* EXERCISE INPUTS *
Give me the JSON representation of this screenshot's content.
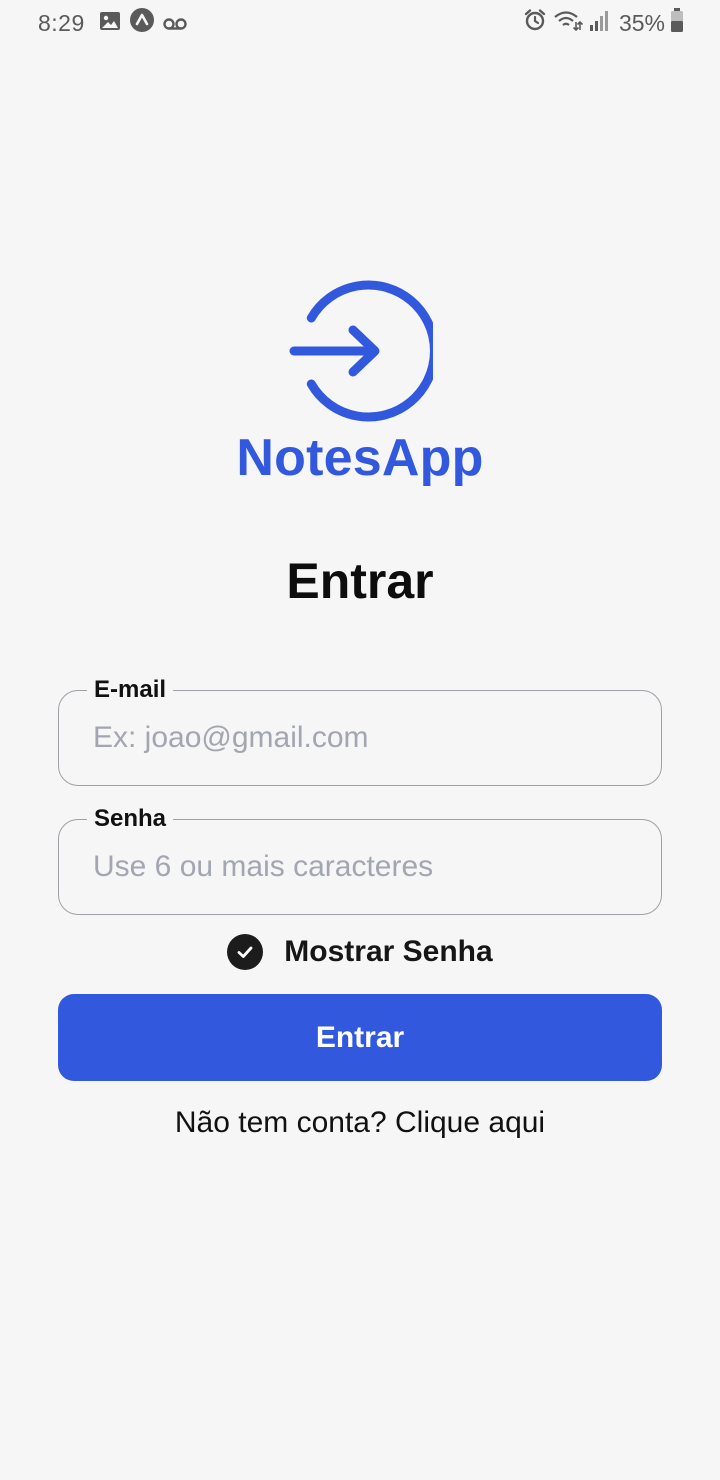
{
  "status_bar": {
    "time": "8:29",
    "battery": "35%",
    "icons_left": [
      "image-icon",
      "app-notification-icon",
      "voicemail-icon"
    ],
    "icons_right": [
      "alarm-icon",
      "wifi-icon",
      "signal-icon",
      "battery-icon"
    ]
  },
  "app": {
    "name": "NotesApp",
    "logo_icon": "login-arrow-icon",
    "brand_color": "#3158dd"
  },
  "page": {
    "title": "Entrar"
  },
  "form": {
    "email": {
      "label": "E-mail",
      "placeholder": "Ex: joao@gmail.com",
      "value": ""
    },
    "password": {
      "label": "Senha",
      "placeholder": "Use 6 ou mais caracteres",
      "value": ""
    },
    "show_password": {
      "label": "Mostrar Senha",
      "checked": true
    },
    "submit_label": "Entrar"
  },
  "footer": {
    "signup_text": "Não tem conta? Clique aqui"
  }
}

* YOUR TASK *
Drop the images and repeat the data exactly.

* EXERCISE SOLUTION *
Give me the JSON representation of this screenshot's content.
{
  "status_bar": {
    "time": "8:29",
    "battery": "35%",
    "icons_left": [
      "image-icon",
      "app-notification-icon",
      "voicemail-icon"
    ],
    "icons_right": [
      "alarm-icon",
      "wifi-icon",
      "signal-icon",
      "battery-icon"
    ]
  },
  "app": {
    "name": "NotesApp",
    "logo_icon": "login-arrow-icon",
    "brand_color": "#3158dd"
  },
  "page": {
    "title": "Entrar"
  },
  "form": {
    "email": {
      "label": "E-mail",
      "placeholder": "Ex: joao@gmail.com",
      "value": ""
    },
    "password": {
      "label": "Senha",
      "placeholder": "Use 6 ou mais caracteres",
      "value": ""
    },
    "show_password": {
      "label": "Mostrar Senha",
      "checked": true
    },
    "submit_label": "Entrar"
  },
  "footer": {
    "signup_text": "Não tem conta? Clique aqui"
  }
}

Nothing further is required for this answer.